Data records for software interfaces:
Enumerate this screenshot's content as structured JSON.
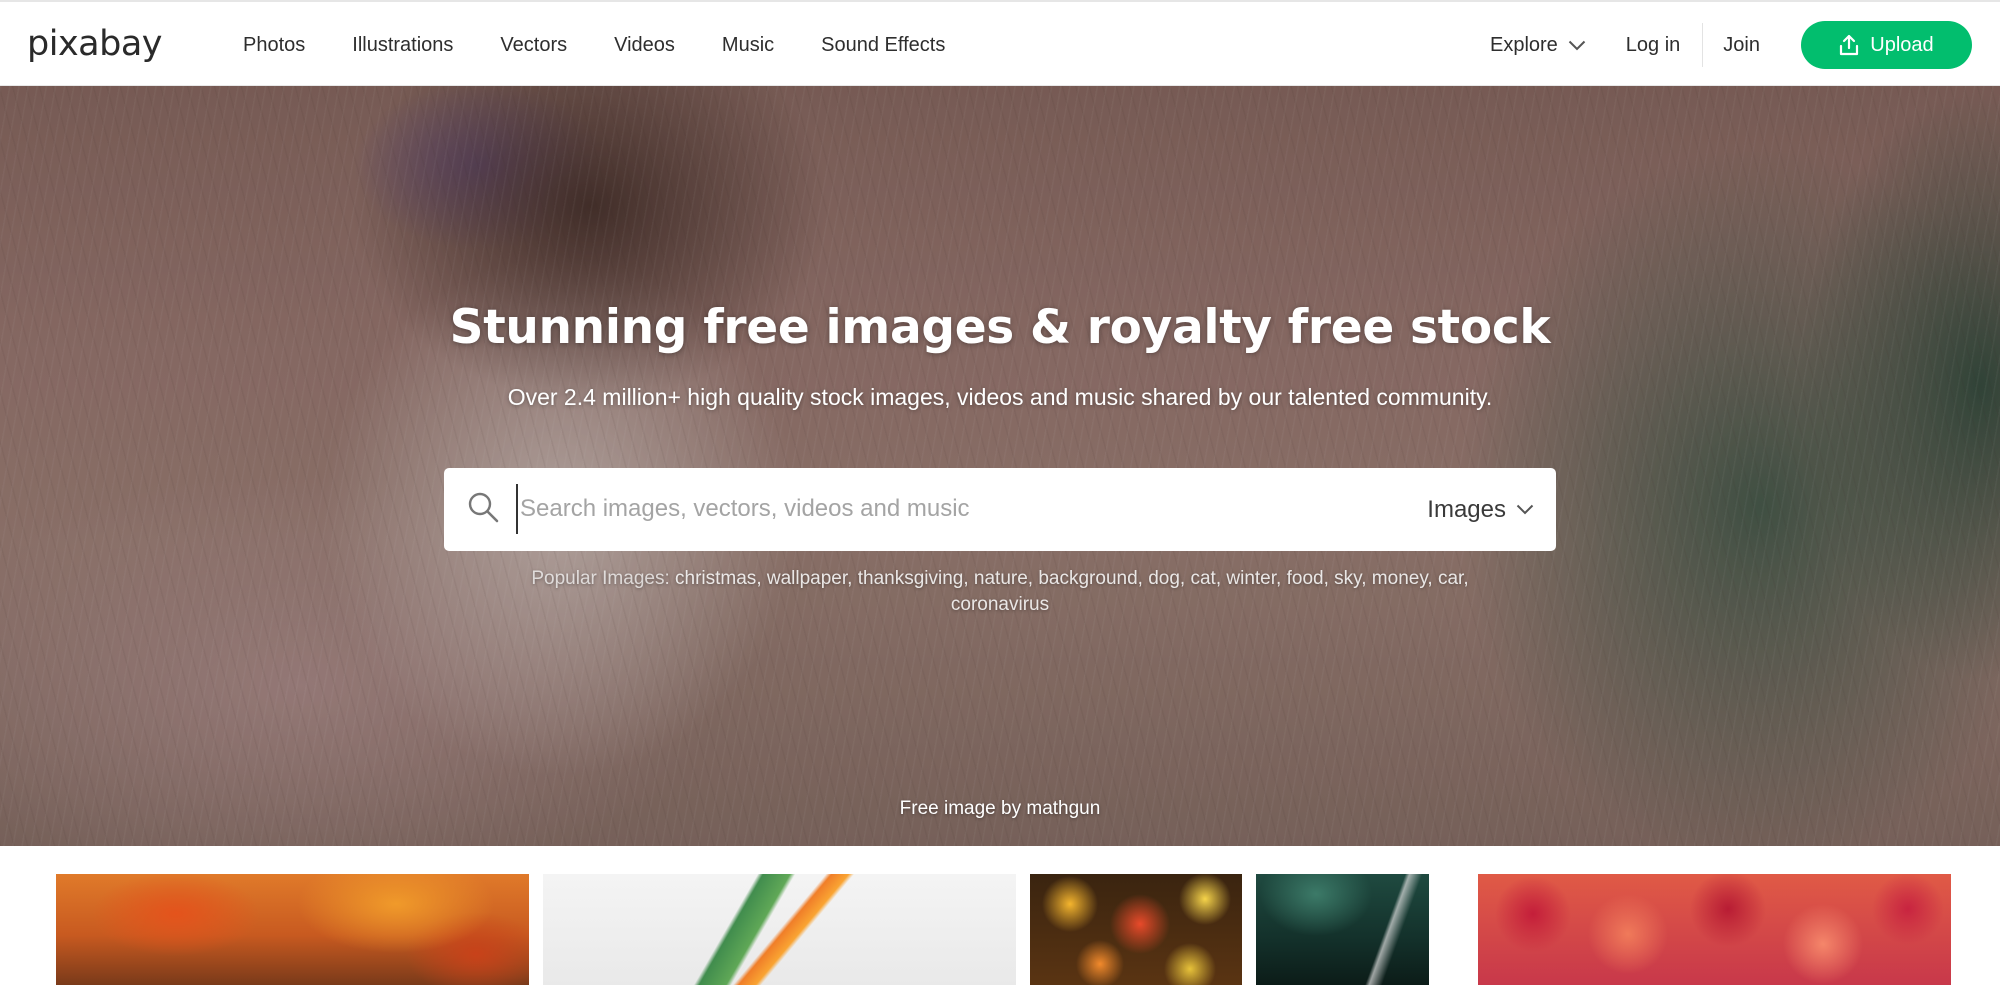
{
  "brand": {
    "logo_text": "pixabay"
  },
  "nav": {
    "links": [
      "Photos",
      "Illustrations",
      "Vectors",
      "Videos",
      "Music",
      "Sound Effects"
    ],
    "explore_label": "Explore",
    "login_label": "Log in",
    "join_label": "Join",
    "upload_label": "Upload",
    "upload_color": "#02be6e"
  },
  "hero": {
    "title": "Stunning free images & royalty free stock",
    "subtitle": "Over 2.4 million+ high quality stock images, videos and music shared by our talented community.",
    "search": {
      "placeholder": "Search images, vectors, videos and music",
      "value": "",
      "type_selected": "Images"
    },
    "popular_label": "Popular Images:",
    "popular_tags": [
      "christmas",
      "wallpaper",
      "thanksgiving",
      "nature",
      "background",
      "dog",
      "cat",
      "winter",
      "food",
      "sky",
      "money",
      "car",
      "coronavirus"
    ],
    "credit": "Free image by mathgun"
  },
  "icons": {
    "search": "search-icon",
    "chevron": "chevron-down-icon",
    "upload": "upload-icon"
  }
}
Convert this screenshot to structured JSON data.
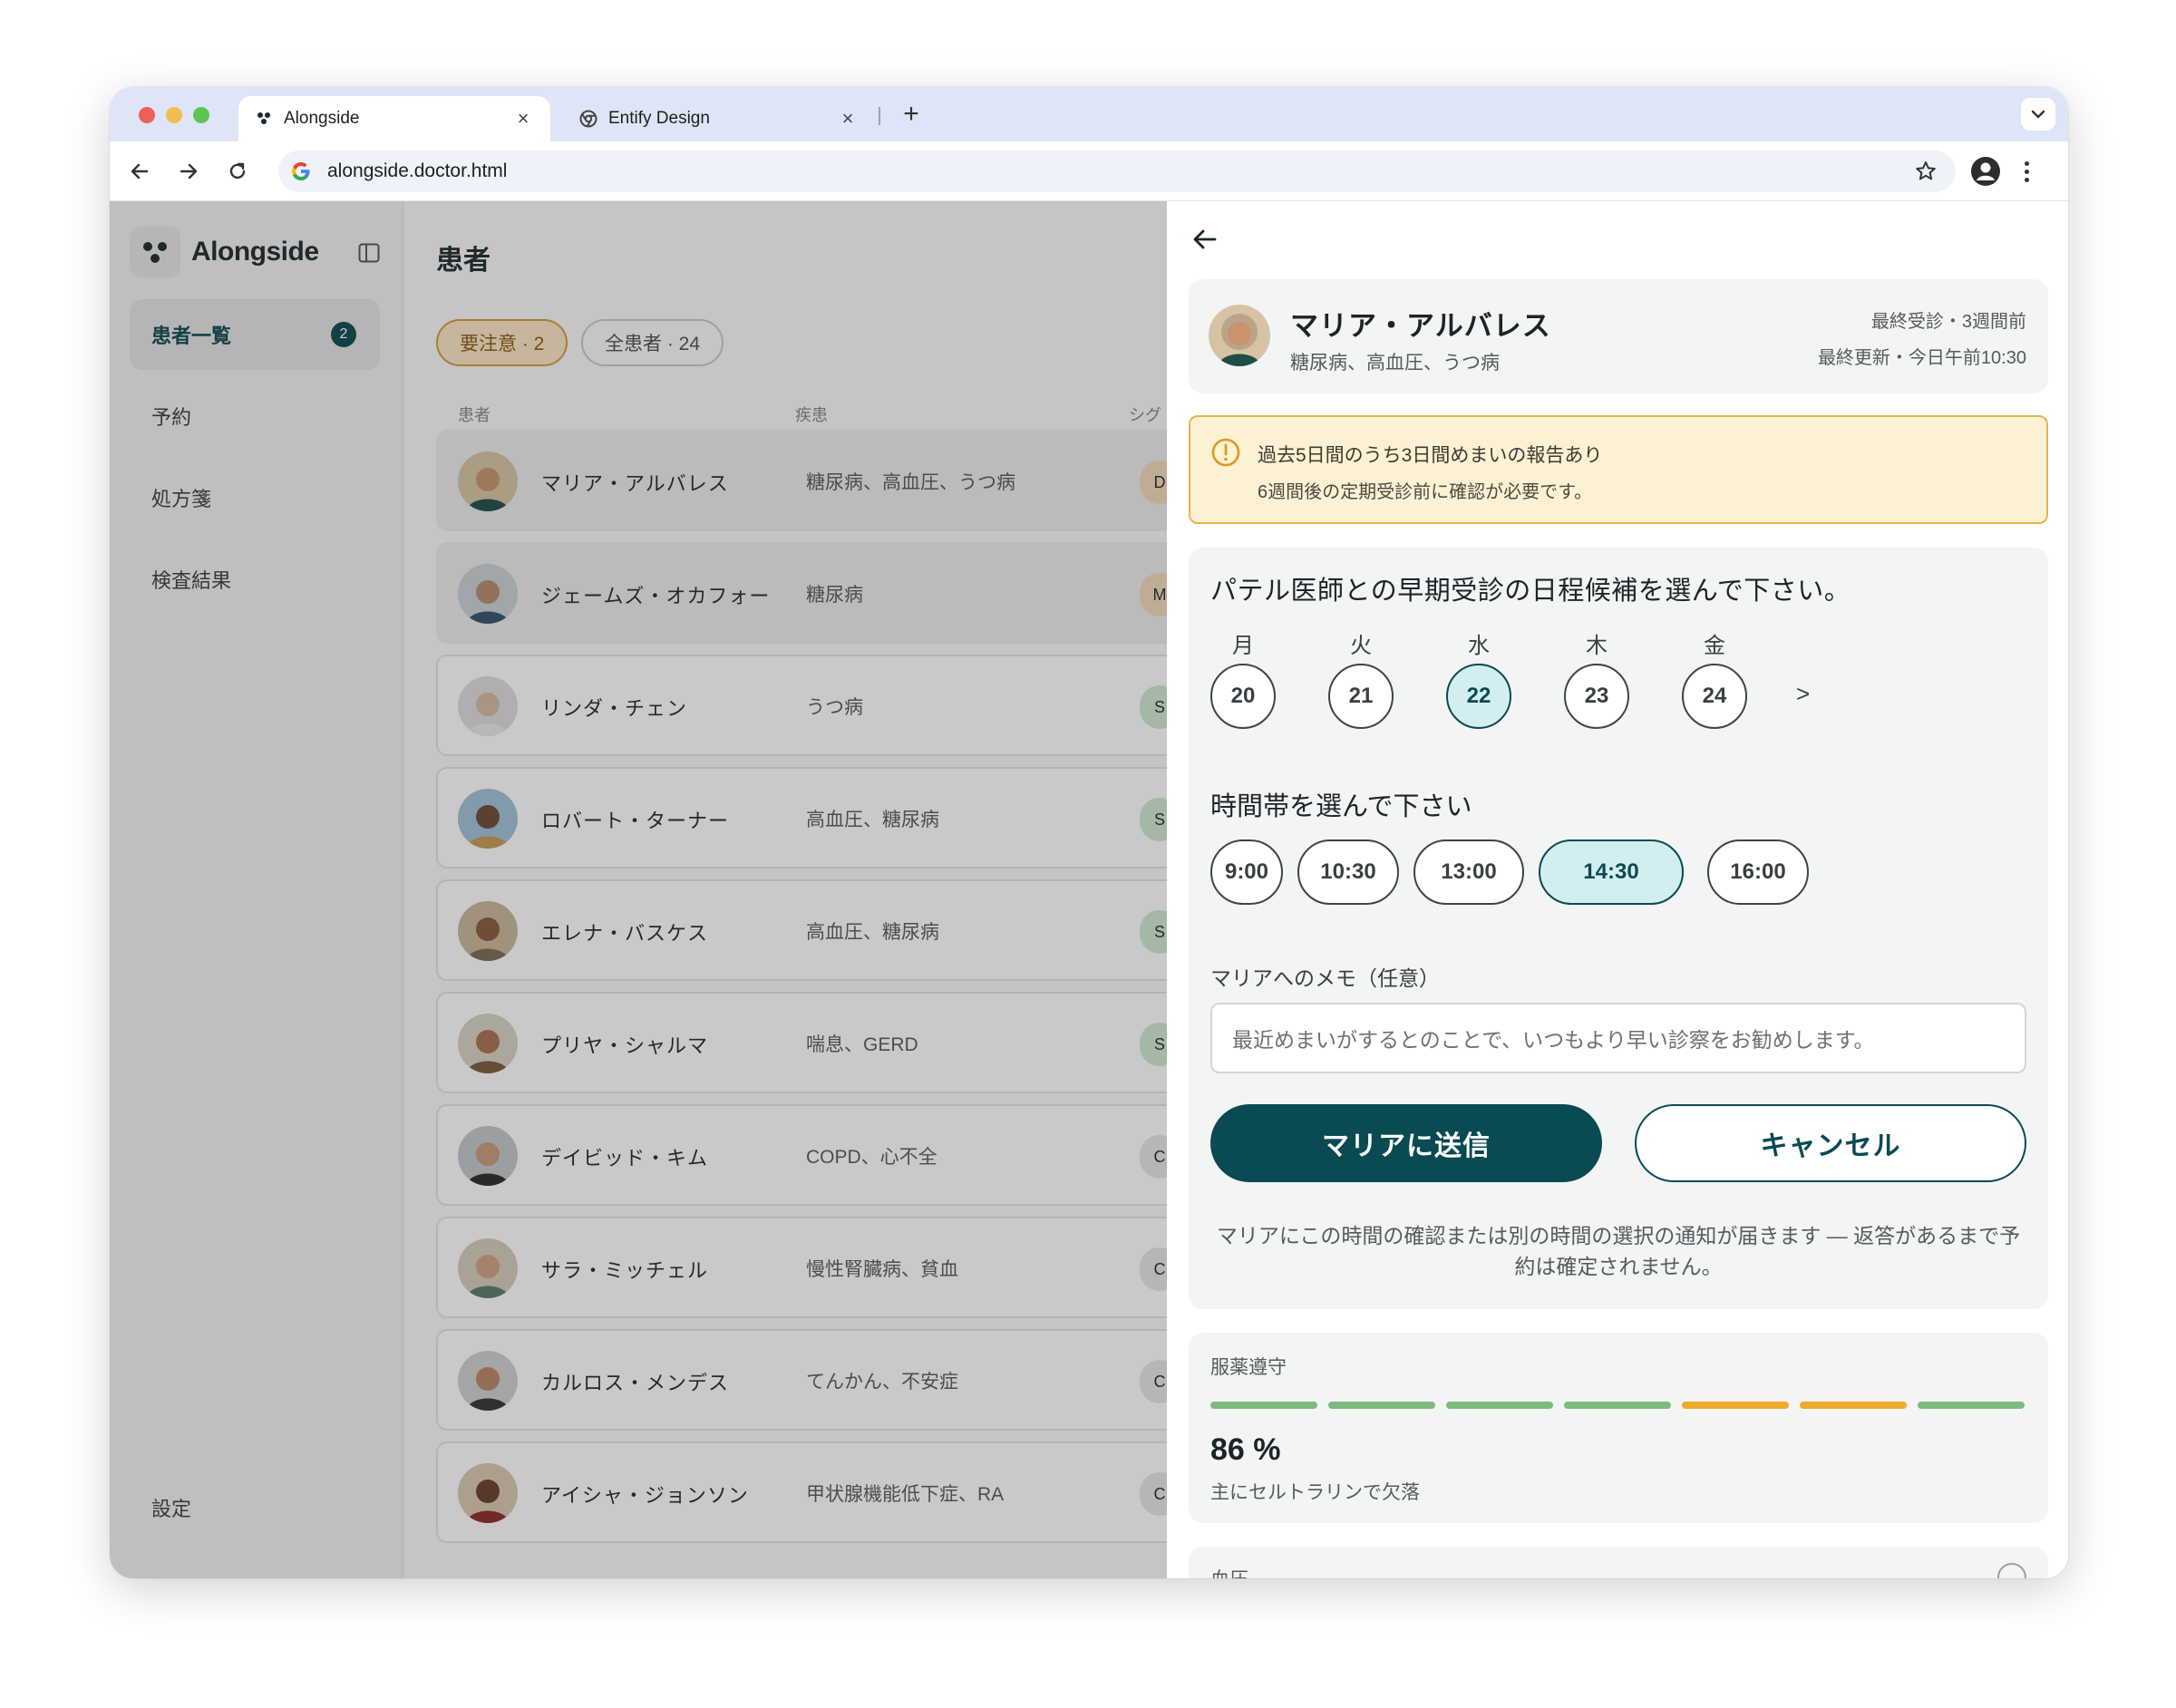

ACTIVITY
Leave out the pictures and give the rest of the records again exactly.

RESPONSE BOX
Enumerate this screenshot's content as structured JSON.
{
  "brand": {
    "logo_text": "pixabay"
  },
  "nav": {
    "links": [
      "Photos",
      "Illustrations",
      "Vectors",
      "Videos",
      "Music",
      "Sound Effects"
    ],
    "explore_label": "Explore",
    "login_label": "Log in",
    "join_label": "Join",
    "upload_label": "Upload",
    "upload_color": "#02be6e"
  },
  "hero": {
    "title": "Stunning free images & royalty free stock",
    "subtitle": "Over 2.4 million+ high quality stock images, videos and music shared by our talented community.",
    "search": {
      "placeholder": "Search images, vectors, videos and music",
      "value": "",
      "type_selected": "Images"
    },
    "popular_label": "Popular Images:",
    "popular_tags": [
      "christmas",
      "wallpaper",
      "thanksgiving",
      "nature",
      "background",
      "dog",
      "cat",
      "winter",
      "food",
      "sky",
      "money",
      "car",
      "coronavirus"
    ],
    "credit": "Free image by mathgun"
  },
  "icons": {
    "search": "search-icon",
    "chevron": "chevron-down-icon",
    "upload": "upload-icon"
  }
}
Convert this screenshot to structured JSON data.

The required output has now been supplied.